[WORK TO COMPLETE]:
Each record below is to be reproduced without any change.

[DATA]:
==========

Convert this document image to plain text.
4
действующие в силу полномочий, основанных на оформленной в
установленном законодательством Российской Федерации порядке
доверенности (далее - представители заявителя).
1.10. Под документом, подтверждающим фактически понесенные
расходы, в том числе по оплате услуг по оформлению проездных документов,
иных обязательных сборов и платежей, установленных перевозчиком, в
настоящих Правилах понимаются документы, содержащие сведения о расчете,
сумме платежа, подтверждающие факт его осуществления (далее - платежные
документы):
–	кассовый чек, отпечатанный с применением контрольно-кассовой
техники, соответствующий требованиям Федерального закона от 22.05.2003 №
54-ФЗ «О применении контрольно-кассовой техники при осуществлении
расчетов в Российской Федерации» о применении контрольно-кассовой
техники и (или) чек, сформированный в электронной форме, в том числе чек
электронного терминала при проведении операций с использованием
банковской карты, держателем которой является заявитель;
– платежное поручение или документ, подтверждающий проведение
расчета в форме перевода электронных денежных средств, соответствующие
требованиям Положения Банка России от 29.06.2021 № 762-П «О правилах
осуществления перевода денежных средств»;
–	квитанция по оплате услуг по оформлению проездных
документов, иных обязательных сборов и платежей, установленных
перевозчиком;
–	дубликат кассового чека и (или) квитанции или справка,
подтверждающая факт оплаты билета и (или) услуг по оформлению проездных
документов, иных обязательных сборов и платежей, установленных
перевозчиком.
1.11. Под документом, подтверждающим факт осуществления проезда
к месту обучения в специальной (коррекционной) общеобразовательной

==========

[OUTPUT BELOW]:
Convert this document image to plain text.
4
действующие в силу полномочий, основанных на оформленной в
установленном законодательством Российской Федерации порядке
доверенности (далее - представители заявителя).
1.10. Под документом, подтверждающим фактически понесенные
расходы, в том числе по оплате услуг по оформлению проездных документов,
иных обязательных сборов и платежей, установленных перевозчиком, в
настоящих Правилах понимаются документы, содержащие сведения о расчете,
сумме платежа, подтверждающие факт его осуществления (далее - платежные
документы):
–	кассовый чек, отпечатанный с применением контрольно-кассовой
техники, соответствующий требованиям Федерального закона от 22.05.2003 №
54-ФЗ «О применении контрольно-кассовой техники при осуществлении
расчетов в Российской Федерации» о применении контрольно-кассовой
техники и (или) чек, сформированный в электронной форме, в том числе чек
электронного терминала при проведении операций с использованием
банковской карты, держателем которой является заявитель;
– платежное поручение или документ, подтверждающий проведение
расчета в форме перевода электронных денежных средств, соответствующие
требованиям Положения Банка России от 29.06.2021 № 762-П «О правилах
осуществления перевода денежных средств»;
–	квитанция по оплате услуг по оформлению проездных
документов, иных обязательных сборов и платежей, установленных
перевозчиком;
–	дубликат кассового чека и (или) квитанции или справка,
подтверждающая факт оплаты билета и (или) услуг по оформлению проездных
документов, иных обязательных сборов и платежей, установленных
перевозчиком.
1.11. Под документом, подтверждающим факт осуществления проезда
к месту обучения в специальной (коррекционной) общеобразовательной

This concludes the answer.